-- start RECORDED INFORMATION --

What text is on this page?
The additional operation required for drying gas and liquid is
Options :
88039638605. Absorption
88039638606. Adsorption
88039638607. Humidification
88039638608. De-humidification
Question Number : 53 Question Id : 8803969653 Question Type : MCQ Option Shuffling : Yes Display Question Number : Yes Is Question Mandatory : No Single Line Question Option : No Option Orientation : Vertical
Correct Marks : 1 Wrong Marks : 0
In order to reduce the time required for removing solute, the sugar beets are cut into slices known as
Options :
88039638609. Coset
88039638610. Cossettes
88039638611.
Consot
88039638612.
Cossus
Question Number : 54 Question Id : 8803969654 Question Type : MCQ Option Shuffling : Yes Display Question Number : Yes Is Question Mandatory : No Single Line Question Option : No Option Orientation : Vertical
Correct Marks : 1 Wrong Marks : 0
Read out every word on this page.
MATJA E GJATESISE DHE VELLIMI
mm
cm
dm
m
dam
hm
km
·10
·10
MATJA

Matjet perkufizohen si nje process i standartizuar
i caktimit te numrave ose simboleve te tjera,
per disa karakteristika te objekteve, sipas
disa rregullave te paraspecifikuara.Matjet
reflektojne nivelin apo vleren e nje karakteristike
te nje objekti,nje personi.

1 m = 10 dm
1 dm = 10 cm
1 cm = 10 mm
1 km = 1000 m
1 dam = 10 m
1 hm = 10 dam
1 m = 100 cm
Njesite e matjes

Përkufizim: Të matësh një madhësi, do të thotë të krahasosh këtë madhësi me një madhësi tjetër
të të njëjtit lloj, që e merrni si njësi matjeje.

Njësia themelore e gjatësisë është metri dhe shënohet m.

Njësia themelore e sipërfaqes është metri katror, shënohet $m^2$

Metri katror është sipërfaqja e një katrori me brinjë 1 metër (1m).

-- end RECORDED INFORMATION --

Write out every entry verbatim.

What text is on this page?
The additional operation required for drying gas and liquid is
Options :
88039638605. Absorption
88039638606. Adsorption
88039638607. Humidification
88039638608. De-humidification
Question Number : 53 Question Id : 8803969653 Question Type : MCQ Option Shuffling : Yes Display Question Number : Yes Is Question Mandatory : No Single Line Question Option : No Option Orientation : Vertical
Correct Marks : 1 Wrong Marks : 0
In order to reduce the time required for removing solute, the sugar beets are cut into slices known as
Options :
88039638609. Coset
88039638610. Cossettes
88039638611.
Consot
88039638612.
Cossus
Question Number : 54 Question Id : 8803969654 Question Type : MCQ Option Shuffling : Yes Display Question Number : Yes Is Question Mandatory : No Single Line Question Option : No Option Orientation : Vertical
Correct Marks : 1 Wrong Marks : 0
Read out every word on this page.
MATJA E GJATESISE DHE VELLIMI
mm
cm
dm
m
dam
hm
km
·10
·10
MATJA

Matjet perkufizohen si nje process i standartizuar
i caktimit te numrave ose simboleve te tjera,
per disa karakteristika te objekteve, sipas
disa rregullave te paraspecifikuara.Matjet
reflektojne nivelin apo vleren e nje karakteristike
te nje objekti,nje personi.

1 m = 10 dm
1 dm = 10 cm
1 cm = 10 mm
1 km = 1000 m
1 dam = 10 m
1 hm = 10 dam
1 m = 100 cm
Njesite e matjes

Përkufizim: Të matësh një madhësi, do të thotë të krahasosh këtë madhësi me një madhësi tjetër
të të njëjtit lloj, që e merrni si njësi matjeje.

Njësia themelore e gjatësisë është metri dhe shënohet m.

Njësia themelore e sipërfaqes është metri katror, shënohet $m^2$

Metri katror është sipërfaqja e një katrori me brinjë 1 metër (1m).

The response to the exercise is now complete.